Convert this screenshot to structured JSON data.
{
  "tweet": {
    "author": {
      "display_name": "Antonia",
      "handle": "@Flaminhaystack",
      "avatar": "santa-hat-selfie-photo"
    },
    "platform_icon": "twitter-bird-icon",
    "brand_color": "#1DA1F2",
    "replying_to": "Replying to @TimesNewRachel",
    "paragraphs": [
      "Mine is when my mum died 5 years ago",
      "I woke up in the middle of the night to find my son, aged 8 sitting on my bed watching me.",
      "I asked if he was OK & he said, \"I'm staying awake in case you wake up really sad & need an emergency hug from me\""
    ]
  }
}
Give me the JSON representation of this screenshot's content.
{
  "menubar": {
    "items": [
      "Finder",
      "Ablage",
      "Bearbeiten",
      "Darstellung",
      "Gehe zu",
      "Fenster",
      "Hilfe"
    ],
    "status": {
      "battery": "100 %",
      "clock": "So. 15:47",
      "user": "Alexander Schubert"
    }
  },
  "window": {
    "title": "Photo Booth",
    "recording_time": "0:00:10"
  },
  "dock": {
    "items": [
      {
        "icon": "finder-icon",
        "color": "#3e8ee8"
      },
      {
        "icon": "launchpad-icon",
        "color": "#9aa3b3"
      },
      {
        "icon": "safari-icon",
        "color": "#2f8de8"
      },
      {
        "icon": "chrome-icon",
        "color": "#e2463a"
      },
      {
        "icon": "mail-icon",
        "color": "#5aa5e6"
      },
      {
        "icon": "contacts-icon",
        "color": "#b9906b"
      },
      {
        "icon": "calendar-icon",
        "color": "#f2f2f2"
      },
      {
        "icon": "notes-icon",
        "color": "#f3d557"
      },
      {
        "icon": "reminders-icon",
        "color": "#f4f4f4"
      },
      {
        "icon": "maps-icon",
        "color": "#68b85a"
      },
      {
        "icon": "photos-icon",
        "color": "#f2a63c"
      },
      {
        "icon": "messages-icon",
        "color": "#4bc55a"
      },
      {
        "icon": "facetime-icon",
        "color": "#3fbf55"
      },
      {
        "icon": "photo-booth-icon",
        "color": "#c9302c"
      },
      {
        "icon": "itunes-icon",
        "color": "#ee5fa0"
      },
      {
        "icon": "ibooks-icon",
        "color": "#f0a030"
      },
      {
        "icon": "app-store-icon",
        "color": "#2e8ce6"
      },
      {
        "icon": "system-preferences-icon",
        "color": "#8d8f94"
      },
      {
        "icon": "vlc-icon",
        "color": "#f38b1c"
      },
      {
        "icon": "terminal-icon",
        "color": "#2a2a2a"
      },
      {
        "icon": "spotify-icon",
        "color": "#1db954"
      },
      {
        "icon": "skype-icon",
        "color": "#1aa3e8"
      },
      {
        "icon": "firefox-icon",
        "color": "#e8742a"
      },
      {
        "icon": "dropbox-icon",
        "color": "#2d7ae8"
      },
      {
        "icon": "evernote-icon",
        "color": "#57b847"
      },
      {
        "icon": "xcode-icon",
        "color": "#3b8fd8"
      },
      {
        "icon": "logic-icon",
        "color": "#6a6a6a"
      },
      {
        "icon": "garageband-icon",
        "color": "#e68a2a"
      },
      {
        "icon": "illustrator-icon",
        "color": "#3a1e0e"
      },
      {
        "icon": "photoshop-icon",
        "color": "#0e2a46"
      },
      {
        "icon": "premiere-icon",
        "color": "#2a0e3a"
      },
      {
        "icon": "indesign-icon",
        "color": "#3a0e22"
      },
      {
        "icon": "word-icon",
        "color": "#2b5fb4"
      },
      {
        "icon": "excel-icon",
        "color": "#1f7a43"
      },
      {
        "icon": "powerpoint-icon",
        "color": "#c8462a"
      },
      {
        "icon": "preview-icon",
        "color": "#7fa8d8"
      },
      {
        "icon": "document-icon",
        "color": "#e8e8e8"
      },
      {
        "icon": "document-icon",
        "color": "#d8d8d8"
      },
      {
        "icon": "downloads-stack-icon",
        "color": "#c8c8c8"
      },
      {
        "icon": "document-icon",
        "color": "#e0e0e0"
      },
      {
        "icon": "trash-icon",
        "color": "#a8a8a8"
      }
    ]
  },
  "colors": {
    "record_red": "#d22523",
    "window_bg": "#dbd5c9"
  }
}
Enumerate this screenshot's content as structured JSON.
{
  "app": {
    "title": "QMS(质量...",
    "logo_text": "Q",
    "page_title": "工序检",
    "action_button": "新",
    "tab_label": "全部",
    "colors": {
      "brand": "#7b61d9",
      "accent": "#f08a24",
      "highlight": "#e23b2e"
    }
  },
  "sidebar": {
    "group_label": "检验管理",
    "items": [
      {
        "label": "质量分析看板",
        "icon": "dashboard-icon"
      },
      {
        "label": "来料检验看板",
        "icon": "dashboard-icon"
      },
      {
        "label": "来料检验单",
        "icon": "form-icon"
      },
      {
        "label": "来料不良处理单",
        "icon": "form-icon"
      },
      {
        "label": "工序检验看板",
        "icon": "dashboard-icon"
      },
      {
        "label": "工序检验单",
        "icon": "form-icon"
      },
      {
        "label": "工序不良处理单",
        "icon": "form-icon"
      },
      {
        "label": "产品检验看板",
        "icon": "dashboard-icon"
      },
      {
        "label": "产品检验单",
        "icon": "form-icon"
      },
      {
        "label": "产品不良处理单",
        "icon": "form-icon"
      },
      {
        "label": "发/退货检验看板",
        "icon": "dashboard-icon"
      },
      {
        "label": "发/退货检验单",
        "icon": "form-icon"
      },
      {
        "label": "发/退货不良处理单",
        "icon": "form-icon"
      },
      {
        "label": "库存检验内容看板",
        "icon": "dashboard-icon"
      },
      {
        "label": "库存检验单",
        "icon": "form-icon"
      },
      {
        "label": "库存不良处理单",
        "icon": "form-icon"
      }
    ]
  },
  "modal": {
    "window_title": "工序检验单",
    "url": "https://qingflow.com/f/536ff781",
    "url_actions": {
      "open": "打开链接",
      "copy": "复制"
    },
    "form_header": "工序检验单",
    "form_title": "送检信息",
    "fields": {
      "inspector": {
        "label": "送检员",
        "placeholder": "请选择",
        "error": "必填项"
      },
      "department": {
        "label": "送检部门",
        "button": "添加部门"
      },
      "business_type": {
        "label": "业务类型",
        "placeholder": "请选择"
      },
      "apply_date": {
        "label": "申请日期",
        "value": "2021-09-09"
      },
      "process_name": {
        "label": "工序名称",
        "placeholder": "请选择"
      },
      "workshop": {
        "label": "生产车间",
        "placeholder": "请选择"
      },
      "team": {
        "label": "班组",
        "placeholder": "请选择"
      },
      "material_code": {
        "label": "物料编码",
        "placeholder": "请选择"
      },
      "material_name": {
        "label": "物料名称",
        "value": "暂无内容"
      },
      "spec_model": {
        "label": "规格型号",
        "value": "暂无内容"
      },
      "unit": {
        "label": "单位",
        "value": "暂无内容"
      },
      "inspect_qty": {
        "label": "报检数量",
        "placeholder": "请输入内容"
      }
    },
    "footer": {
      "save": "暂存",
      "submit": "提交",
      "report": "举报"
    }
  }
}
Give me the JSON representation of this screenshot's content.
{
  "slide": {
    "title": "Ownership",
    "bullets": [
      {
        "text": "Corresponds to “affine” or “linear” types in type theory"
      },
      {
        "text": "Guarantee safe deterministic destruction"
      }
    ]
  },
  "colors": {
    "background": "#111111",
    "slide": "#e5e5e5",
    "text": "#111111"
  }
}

┄┄┄┄┄┄

■ GIVEN TASK ■
Copy out each line of the data where the string "screenshot" appears.

■ FINAL RESULT ■
Convert this screenshot to structured JSON data.
Give me the JSON representation of this screenshot's content.
Enumerate this screenshot's content as structured JSON.
Give me the JSON representation of this screenshot's content.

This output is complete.